Extracted records:
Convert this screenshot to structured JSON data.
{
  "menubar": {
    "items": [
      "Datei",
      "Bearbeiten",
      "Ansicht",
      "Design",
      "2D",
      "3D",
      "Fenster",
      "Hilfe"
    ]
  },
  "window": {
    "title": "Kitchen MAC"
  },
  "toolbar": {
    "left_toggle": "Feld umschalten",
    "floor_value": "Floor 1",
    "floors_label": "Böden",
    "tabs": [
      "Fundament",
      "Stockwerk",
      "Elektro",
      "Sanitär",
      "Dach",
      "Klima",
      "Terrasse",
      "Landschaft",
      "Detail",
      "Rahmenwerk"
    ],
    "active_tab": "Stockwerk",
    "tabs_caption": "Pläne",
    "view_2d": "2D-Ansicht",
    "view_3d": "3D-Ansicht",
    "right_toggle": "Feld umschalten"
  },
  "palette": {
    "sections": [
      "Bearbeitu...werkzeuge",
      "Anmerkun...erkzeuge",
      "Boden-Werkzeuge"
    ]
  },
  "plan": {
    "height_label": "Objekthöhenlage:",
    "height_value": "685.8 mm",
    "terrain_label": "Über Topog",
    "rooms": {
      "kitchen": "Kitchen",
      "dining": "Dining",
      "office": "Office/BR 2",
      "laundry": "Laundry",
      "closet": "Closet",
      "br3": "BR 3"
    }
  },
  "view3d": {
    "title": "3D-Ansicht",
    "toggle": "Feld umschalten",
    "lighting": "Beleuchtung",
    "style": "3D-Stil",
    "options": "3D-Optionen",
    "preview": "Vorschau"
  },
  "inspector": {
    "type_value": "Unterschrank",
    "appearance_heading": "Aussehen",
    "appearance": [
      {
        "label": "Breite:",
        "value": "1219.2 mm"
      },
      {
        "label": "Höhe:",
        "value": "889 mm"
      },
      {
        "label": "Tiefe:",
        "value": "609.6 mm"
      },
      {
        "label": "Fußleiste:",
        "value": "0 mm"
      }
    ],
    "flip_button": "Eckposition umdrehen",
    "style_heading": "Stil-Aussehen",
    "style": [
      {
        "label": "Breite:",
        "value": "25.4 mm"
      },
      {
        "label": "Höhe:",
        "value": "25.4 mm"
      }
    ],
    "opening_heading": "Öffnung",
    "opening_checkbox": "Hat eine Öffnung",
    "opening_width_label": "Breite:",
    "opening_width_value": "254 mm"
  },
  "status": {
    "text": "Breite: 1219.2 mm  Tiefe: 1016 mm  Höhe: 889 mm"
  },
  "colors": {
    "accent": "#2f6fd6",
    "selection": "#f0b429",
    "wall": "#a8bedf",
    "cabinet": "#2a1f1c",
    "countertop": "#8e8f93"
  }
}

> Your task: Print the material above once more, exactly.

> Final result:
Convert this screenshot to structured JSON data.
{
  "menubar": {
    "items": [
      "Datei",
      "Bearbeiten",
      "Ansicht",
      "Design",
      "2D",
      "3D",
      "Fenster",
      "Hilfe"
    ]
  },
  "window": {
    "title": "Kitchen MAC"
  },
  "toolbar": {
    "left_toggle": "Feld umschalten",
    "floor_value": "Floor 1",
    "floors_label": "Böden",
    "tabs": [
      "Fundament",
      "Stockwerk",
      "Elektro",
      "Sanitär",
      "Dach",
      "Klima",
      "Terrasse",
      "Landschaft",
      "Detail",
      "Rahmenwerk"
    ],
    "active_tab": "Stockwerk",
    "tabs_caption": "Pläne",
    "view_2d": "2D-Ansicht",
    "view_3d": "3D-Ansicht",
    "right_toggle": "Feld umschalten"
  },
  "palette": {
    "sections": [
      "Bearbeitu...werkzeuge",
      "Anmerkun...erkzeuge",
      "Boden-Werkzeuge"
    ]
  },
  "plan": {
    "height_label": "Objekthöhenlage:",
    "height_value": "685.8 mm",
    "terrain_label": "Über Topog",
    "rooms": {
      "kitchen": "Kitchen",
      "dining": "Dining",
      "office": "Office/BR 2",
      "laundry": "Laundry",
      "closet": "Closet",
      "br3": "BR 3"
    }
  },
  "view3d": {
    "title": "3D-Ansicht",
    "toggle": "Feld umschalten",
    "lighting": "Beleuchtung",
    "style": "3D-Stil",
    "options": "3D-Optionen",
    "preview": "Vorschau"
  },
  "inspector": {
    "type_value": "Unterschrank",
    "appearance_heading": "Aussehen",
    "appearance": [
      {
        "label": "Breite:",
        "value": "1219.2 mm"
      },
      {
        "label": "Höhe:",
        "value": "889 mm"
      },
      {
        "label": "Tiefe:",
        "value": "609.6 mm"
      },
      {
        "label": "Fußleiste:",
        "value": "0 mm"
      }
    ],
    "flip_button": "Eckposition umdrehen",
    "style_heading": "Stil-Aussehen",
    "style": [
      {
        "label": "Breite:",
        "value": "25.4 mm"
      },
      {
        "label": "Höhe:",
        "value": "25.4 mm"
      }
    ],
    "opening_heading": "Öffnung",
    "opening_checkbox": "Hat eine Öffnung",
    "opening_width_label": "Breite:",
    "opening_width_value": "254 mm"
  },
  "status": {
    "text": "Breite: 1219.2 mm  Tiefe: 1016 mm  Höhe: 889 mm"
  },
  "colors": {
    "accent": "#2f6fd6",
    "selection": "#f0b429",
    "wall": "#a8bedf",
    "cabinet": "#2a1f1c",
    "countertop": "#8e8f93"
  }
}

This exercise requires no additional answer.